#### Exercise objective
Which lines have the string "title"? Copy all of them from the entries below.

[Dataset entries on figures]
★ ★ ★ ★ ★

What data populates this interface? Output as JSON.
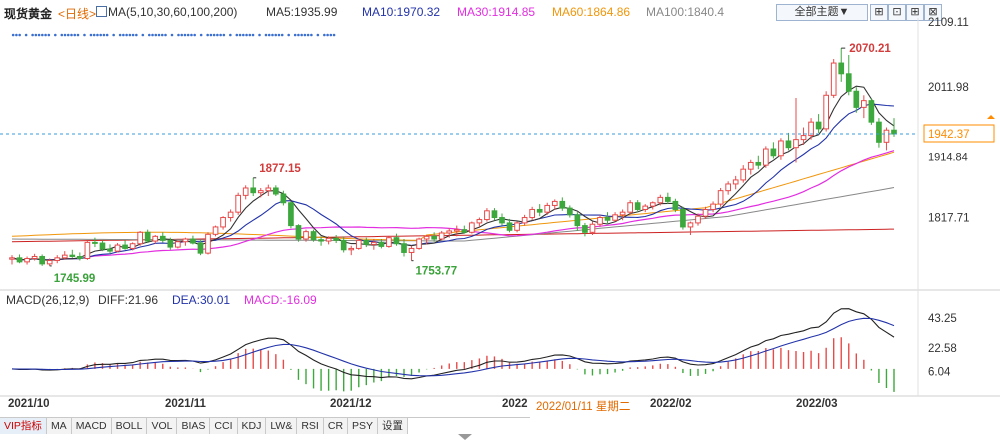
{
  "header": {
    "title": "现货黄金",
    "period": "<日线>",
    "ma_label": "MA(5,10,30,60,100,200)",
    "ma5": "MA5:1935.99",
    "ma10": "MA10:1970.32",
    "ma30": "MA30:1914.85",
    "ma60": "MA60:1864.86",
    "ma100": "MA100:1840.4",
    "topic_select": "全部主题▼"
  },
  "macd_header": {
    "label": "MACD(26,12,9)",
    "diff": "DIFF:21.96",
    "dea": "DEA:30.01",
    "macd": "MACD:-16.09"
  },
  "price_axis": {
    "top": "2109.11",
    "mid": "2011.98",
    "low": "1817.71",
    "current": "1942.37",
    "partial": "1914.84"
  },
  "macd_axis": {
    "top": "43.25",
    "mid": "22.58",
    "low": "6.04"
  },
  "annotations": {
    "high": "2070.21",
    "high2": "1877.15",
    "low1": "1745.99",
    "low2": "1753.77"
  },
  "x_labels": [
    "2021/10",
    "2021/11",
    "2021/12",
    "2022",
    "2022/02",
    "2022/03"
  ],
  "cursor_date": "2022/01/11 星期二",
  "tabs": [
    "VIP指标",
    "MA",
    "MACD",
    "BOLL",
    "VOL",
    "BIAS",
    "CCI",
    "KDJ",
    "LW&",
    "RSI",
    "CR",
    "PSY",
    "设置"
  ],
  "colors": {
    "up": "#e84a4a",
    "down": "#3da83d",
    "ma5": "#333333",
    "ma10": "#2233aa",
    "ma30": "#e22ee0",
    "ma60": "#f0960a",
    "ma100": "#888888",
    "ma200": "#cc2222",
    "accent": "#ff8c00"
  },
  "chart_data": [
    {
      "type": "candlestick",
      "title": "现货黄金 日线",
      "y_ticks": [
        1817.71,
        2011.98,
        2109.11
      ],
      "ylim": [
        1725,
        2109.11
      ],
      "current_price": 1942.37,
      "candles": [
        [
          1756,
          1762,
          1748,
          1758
        ],
        [
          1758,
          1763,
          1750,
          1752
        ],
        [
          1752,
          1760,
          1748,
          1757
        ],
        [
          1757,
          1764,
          1754,
          1760
        ],
        [
          1760,
          1763,
          1746,
          1749
        ],
        [
          1749,
          1757,
          1745.99,
          1754
        ],
        [
          1754,
          1762,
          1750,
          1758
        ],
        [
          1758,
          1768,
          1756,
          1762
        ],
        [
          1762,
          1770,
          1758,
          1760
        ],
        [
          1760,
          1766,
          1754,
          1757
        ],
        [
          1757,
          1783,
          1755,
          1781
        ],
        [
          1781,
          1788,
          1774,
          1780
        ],
        [
          1780,
          1784,
          1768,
          1771
        ],
        [
          1771,
          1778,
          1764,
          1768
        ],
        [
          1768,
          1780,
          1766,
          1777
        ],
        [
          1777,
          1784,
          1770,
          1772
        ],
        [
          1772,
          1781,
          1769,
          1779
        ],
        [
          1779,
          1798,
          1776,
          1796
        ],
        [
          1796,
          1800,
          1780,
          1783
        ],
        [
          1783,
          1792,
          1779,
          1790
        ],
        [
          1790,
          1796,
          1781,
          1784
        ],
        [
          1784,
          1788,
          1770,
          1774
        ],
        [
          1774,
          1784,
          1772,
          1782
        ],
        [
          1782,
          1788,
          1776,
          1786
        ],
        [
          1786,
          1791,
          1778,
          1780
        ],
        [
          1780,
          1784,
          1762,
          1765
        ],
        [
          1765,
          1796,
          1763,
          1793
        ],
        [
          1793,
          1806,
          1790,
          1804
        ],
        [
          1804,
          1820,
          1800,
          1818
        ],
        [
          1818,
          1830,
          1812,
          1826
        ],
        [
          1826,
          1855,
          1822,
          1851
        ],
        [
          1851,
          1866,
          1845,
          1862
        ],
        [
          1862,
          1877.15,
          1850,
          1855
        ],
        [
          1855,
          1862,
          1848,
          1858
        ],
        [
          1858,
          1867,
          1850,
          1862
        ],
        [
          1862,
          1866,
          1850,
          1853
        ],
        [
          1853,
          1858,
          1836,
          1840
        ],
        [
          1840,
          1842,
          1802,
          1806
        ],
        [
          1806,
          1808,
          1782,
          1786
        ],
        [
          1786,
          1800,
          1782,
          1797
        ],
        [
          1797,
          1800,
          1782,
          1785
        ],
        [
          1785,
          1790,
          1776,
          1783
        ],
        [
          1783,
          1790,
          1778,
          1787
        ],
        [
          1787,
          1792,
          1780,
          1784
        ],
        [
          1784,
          1790,
          1766,
          1770
        ],
        [
          1770,
          1776,
          1762,
          1772
        ],
        [
          1772,
          1786,
          1770,
          1784
        ],
        [
          1784,
          1788,
          1774,
          1778
        ],
        [
          1778,
          1786,
          1770,
          1781
        ],
        [
          1781,
          1786,
          1772,
          1775
        ],
        [
          1775,
          1790,
          1773,
          1788
        ],
        [
          1788,
          1794,
          1776,
          1779
        ],
        [
          1779,
          1786,
          1760,
          1766
        ],
        [
          1766,
          1776,
          1753.77,
          1772
        ],
        [
          1772,
          1788,
          1770,
          1786
        ],
        [
          1786,
          1792,
          1778,
          1790
        ],
        [
          1790,
          1796,
          1782,
          1786
        ],
        [
          1786,
          1798,
          1784,
          1795
        ],
        [
          1795,
          1802,
          1788,
          1798
        ],
        [
          1798,
          1806,
          1790,
          1800
        ],
        [
          1800,
          1806,
          1794,
          1796
        ],
        [
          1796,
          1812,
          1794,
          1810
        ],
        [
          1810,
          1818,
          1804,
          1815
        ],
        [
          1815,
          1832,
          1812,
          1828
        ],
        [
          1828,
          1832,
          1814,
          1818
        ],
        [
          1818,
          1824,
          1806,
          1810
        ],
        [
          1810,
          1816,
          1796,
          1799
        ],
        [
          1799,
          1812,
          1796,
          1810
        ],
        [
          1810,
          1822,
          1806,
          1818
        ],
        [
          1818,
          1834,
          1814,
          1830
        ],
        [
          1830,
          1838,
          1820,
          1826
        ],
        [
          1826,
          1840,
          1822,
          1836
        ],
        [
          1836,
          1845,
          1830,
          1842
        ],
        [
          1842,
          1848,
          1828,
          1832
        ],
        [
          1832,
          1836,
          1818,
          1822
        ],
        [
          1822,
          1826,
          1798,
          1806
        ],
        [
          1806,
          1810,
          1790,
          1796
        ],
        [
          1796,
          1812,
          1792,
          1808
        ],
        [
          1808,
          1822,
          1804,
          1818
        ],
        [
          1818,
          1826,
          1808,
          1814
        ],
        [
          1814,
          1826,
          1812,
          1822
        ],
        [
          1822,
          1830,
          1814,
          1826
        ],
        [
          1826,
          1844,
          1822,
          1840
        ],
        [
          1840,
          1844,
          1826,
          1830
        ],
        [
          1830,
          1838,
          1826,
          1835
        ],
        [
          1835,
          1842,
          1830,
          1840
        ],
        [
          1840,
          1852,
          1836,
          1848
        ],
        [
          1848,
          1855,
          1838,
          1842
        ],
        [
          1842,
          1846,
          1826,
          1830
        ],
        [
          1830,
          1834,
          1800,
          1804
        ],
        [
          1804,
          1812,
          1792,
          1810
        ],
        [
          1810,
          1824,
          1806,
          1820
        ],
        [
          1820,
          1834,
          1816,
          1830
        ],
        [
          1830,
          1842,
          1826,
          1838
        ],
        [
          1838,
          1862,
          1834,
          1858
        ],
        [
          1858,
          1872,
          1852,
          1868
        ],
        [
          1868,
          1880,
          1860,
          1874
        ],
        [
          1874,
          1896,
          1870,
          1890
        ],
        [
          1890,
          1904,
          1882,
          1900
        ],
        [
          1900,
          1910,
          1890,
          1896
        ],
        [
          1896,
          1924,
          1892,
          1920
        ],
        [
          1920,
          1930,
          1906,
          1910
        ],
        [
          1910,
          1936,
          1904,
          1932
        ],
        [
          1932,
          1944,
          1918,
          1922
        ],
        [
          1922,
          1996,
          1900,
          1934
        ],
        [
          1934,
          1952,
          1926,
          1940
        ],
        [
          1940,
          1966,
          1934,
          1960
        ],
        [
          1960,
          1972,
          1944,
          1950
        ],
        [
          1950,
          2006,
          1946,
          2000
        ],
        [
          2000,
          2054,
          1996,
          2048
        ],
        [
          2048,
          2070.21,
          2020,
          2032
        ],
        [
          2032,
          2060,
          2000,
          2006
        ],
        [
          2006,
          2012,
          1974,
          1982
        ],
        [
          1982,
          2000,
          1966,
          1992
        ],
        [
          1992,
          1996,
          1956,
          1960
        ],
        [
          1960,
          1966,
          1922,
          1930
        ],
        [
          1930,
          1952,
          1918,
          1948
        ],
        [
          1948,
          1966,
          1938,
          1942.37
        ]
      ]
    },
    {
      "type": "macd",
      "title": "MACD(26,12,9)",
      "y_ticks": [
        6.04,
        22.58,
        43.25
      ],
      "ylim": [
        -8,
        46
      ],
      "diff": 21.96,
      "dea": 30.01,
      "macd": -16.09
    }
  ]
}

★ ★ ★ ★ ★

#### Task result
    "title": "现货黄金",
      "title": "现货黄金 日线",
      "title": "MACD(26,12,9)",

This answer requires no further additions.